Go through the records and copy each line where the word "plain" occurs.
-- start of Records to use --
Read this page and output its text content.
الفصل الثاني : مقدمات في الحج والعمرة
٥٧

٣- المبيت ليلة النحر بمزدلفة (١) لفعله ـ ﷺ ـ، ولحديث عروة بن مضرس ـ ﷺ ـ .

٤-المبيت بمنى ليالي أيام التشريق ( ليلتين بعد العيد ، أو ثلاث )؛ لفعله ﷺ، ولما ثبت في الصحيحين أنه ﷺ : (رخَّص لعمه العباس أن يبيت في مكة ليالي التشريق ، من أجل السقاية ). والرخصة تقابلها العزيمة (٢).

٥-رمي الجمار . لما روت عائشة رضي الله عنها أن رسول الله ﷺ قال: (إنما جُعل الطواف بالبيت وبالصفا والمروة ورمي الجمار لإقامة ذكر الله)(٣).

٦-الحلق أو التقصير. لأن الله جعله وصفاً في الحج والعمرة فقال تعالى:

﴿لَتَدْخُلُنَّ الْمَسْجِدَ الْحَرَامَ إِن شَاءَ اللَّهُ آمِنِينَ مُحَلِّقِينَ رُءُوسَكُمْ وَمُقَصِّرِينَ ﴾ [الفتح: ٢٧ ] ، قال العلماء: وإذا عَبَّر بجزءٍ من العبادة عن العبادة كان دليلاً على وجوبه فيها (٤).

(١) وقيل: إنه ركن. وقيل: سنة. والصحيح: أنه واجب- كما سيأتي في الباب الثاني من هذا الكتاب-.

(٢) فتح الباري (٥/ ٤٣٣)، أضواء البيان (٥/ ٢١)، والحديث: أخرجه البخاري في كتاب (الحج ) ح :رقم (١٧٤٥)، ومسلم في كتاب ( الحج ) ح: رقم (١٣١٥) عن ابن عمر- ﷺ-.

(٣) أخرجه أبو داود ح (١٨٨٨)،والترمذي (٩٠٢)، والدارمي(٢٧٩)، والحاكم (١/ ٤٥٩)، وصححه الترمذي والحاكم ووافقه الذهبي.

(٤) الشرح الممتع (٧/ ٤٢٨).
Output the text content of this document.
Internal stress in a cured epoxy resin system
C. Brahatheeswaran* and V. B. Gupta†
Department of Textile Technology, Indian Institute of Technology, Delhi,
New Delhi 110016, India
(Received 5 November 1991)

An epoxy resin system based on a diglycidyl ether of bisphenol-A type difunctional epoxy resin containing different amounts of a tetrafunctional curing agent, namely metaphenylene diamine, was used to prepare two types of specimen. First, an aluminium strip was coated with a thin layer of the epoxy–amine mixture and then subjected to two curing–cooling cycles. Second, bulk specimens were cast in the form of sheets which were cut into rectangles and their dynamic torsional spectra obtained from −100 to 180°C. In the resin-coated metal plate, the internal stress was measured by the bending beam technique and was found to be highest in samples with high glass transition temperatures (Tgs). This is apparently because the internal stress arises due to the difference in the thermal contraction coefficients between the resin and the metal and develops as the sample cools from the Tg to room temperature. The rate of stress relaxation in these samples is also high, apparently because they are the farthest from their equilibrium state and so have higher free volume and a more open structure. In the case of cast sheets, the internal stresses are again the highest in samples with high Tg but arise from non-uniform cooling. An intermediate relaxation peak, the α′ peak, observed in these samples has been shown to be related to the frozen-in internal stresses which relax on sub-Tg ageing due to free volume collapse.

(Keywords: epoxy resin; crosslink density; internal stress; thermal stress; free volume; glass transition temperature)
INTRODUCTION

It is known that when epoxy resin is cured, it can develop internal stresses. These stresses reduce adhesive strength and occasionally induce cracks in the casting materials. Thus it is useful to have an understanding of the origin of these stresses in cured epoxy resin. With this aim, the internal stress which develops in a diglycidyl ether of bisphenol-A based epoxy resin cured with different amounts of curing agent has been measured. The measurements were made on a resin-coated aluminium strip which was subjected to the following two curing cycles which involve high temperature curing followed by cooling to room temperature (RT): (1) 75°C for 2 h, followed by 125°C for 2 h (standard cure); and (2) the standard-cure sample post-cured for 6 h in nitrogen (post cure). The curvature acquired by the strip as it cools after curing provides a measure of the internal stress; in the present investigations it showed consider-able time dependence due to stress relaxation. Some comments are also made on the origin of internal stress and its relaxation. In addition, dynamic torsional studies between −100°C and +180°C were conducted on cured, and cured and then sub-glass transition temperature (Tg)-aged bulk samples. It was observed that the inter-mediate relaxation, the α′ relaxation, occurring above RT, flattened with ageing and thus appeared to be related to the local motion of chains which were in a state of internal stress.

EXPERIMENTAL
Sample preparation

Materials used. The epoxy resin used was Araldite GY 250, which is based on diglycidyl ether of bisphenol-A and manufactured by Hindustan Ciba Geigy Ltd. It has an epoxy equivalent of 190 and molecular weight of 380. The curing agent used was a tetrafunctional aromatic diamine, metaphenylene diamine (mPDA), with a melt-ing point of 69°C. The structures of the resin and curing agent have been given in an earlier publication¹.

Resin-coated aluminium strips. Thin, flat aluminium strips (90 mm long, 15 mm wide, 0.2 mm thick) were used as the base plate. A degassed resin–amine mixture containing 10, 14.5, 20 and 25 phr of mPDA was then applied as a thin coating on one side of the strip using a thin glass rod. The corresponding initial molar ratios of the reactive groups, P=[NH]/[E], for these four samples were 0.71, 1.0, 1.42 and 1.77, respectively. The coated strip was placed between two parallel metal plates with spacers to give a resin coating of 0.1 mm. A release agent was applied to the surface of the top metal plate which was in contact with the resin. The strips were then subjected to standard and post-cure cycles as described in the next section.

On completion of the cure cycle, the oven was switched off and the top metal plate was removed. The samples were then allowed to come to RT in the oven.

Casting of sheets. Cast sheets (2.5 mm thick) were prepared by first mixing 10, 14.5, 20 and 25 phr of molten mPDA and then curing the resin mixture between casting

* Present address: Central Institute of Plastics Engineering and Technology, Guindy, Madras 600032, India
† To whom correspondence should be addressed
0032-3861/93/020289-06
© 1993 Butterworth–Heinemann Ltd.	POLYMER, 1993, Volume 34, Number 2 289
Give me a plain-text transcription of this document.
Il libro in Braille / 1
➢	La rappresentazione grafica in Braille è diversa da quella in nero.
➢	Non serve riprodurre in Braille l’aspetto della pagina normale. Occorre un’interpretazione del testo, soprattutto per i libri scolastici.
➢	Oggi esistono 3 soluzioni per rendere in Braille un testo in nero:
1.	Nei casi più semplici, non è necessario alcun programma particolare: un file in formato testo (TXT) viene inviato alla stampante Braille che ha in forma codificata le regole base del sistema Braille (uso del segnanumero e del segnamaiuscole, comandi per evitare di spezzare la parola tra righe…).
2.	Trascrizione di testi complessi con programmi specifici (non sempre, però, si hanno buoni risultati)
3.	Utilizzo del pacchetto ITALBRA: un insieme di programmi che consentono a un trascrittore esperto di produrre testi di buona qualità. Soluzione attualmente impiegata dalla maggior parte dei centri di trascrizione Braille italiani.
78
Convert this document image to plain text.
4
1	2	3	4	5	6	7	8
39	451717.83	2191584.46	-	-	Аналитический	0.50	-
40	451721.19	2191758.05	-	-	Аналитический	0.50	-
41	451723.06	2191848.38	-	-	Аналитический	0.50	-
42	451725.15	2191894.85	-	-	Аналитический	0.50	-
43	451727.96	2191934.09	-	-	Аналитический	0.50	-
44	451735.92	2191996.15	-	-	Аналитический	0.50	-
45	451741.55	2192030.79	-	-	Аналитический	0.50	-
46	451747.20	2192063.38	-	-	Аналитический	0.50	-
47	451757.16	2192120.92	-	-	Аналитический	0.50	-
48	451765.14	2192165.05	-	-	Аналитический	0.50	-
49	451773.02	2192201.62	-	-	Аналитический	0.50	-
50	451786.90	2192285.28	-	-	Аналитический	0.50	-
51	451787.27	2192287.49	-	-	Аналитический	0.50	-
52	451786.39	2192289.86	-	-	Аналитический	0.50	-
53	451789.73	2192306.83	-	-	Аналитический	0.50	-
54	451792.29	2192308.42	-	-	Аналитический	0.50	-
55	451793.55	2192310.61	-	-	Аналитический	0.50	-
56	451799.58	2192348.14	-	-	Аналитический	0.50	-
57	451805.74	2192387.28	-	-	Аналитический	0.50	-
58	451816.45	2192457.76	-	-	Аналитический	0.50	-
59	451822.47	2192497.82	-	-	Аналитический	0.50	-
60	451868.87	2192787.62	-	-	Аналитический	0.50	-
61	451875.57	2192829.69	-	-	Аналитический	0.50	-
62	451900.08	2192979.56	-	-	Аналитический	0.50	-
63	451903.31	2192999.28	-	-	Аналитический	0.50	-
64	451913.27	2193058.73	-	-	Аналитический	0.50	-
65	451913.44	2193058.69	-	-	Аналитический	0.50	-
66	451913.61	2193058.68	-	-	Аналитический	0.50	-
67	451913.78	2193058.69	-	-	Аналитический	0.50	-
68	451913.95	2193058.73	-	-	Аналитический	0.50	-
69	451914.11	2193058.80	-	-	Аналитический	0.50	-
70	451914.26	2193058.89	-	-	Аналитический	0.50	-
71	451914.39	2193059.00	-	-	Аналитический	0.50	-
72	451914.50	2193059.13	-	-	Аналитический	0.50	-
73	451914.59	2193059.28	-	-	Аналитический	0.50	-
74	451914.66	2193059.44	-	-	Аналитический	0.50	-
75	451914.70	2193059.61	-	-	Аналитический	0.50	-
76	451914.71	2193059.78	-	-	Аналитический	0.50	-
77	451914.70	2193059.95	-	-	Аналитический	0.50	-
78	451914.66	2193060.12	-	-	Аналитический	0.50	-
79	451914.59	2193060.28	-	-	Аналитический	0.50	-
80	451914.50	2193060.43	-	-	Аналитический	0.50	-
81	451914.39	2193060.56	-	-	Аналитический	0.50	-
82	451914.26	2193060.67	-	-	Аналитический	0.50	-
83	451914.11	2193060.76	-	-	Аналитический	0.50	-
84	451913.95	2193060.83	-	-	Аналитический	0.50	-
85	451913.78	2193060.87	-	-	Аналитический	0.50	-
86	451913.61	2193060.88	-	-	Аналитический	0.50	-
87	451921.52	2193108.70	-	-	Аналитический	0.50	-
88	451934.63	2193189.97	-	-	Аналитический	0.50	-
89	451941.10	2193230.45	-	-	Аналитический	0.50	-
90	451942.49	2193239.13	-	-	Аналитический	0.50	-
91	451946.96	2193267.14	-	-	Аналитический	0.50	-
-- end of Records to use --
### Answer to this task
Give me a plain-text transcription of this document.
Convert this document image to plain text.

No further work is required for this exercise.